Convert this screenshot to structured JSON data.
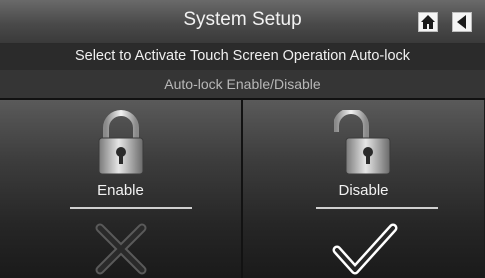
{
  "header": {
    "title": "System Setup",
    "home_icon": "home-icon",
    "back_icon": "back-arrow-icon"
  },
  "instruction": "Select to Activate Touch Screen Operation Auto-lock",
  "subtitle": "Auto-lock Enable/Disable",
  "options": [
    {
      "label": "Enable",
      "icon": "padlock-closed-icon",
      "selected": false
    },
    {
      "label": "Disable",
      "icon": "padlock-open-icon",
      "selected": true
    }
  ],
  "colors": {
    "title_text": "#f2f2f2",
    "subtitle_text": "#b8b8b8",
    "check_active": "#ffffff",
    "x_inactive": "#5a5a5a"
  }
}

#### INSTRUCTIONS TO FOLLOW
From the listing above, pick out each line where the word "Disable" appears.

#### REPLY TO THE EXERCISE
  "subtitle": "Auto-lock Enable/Disable",
      "label": "Disable",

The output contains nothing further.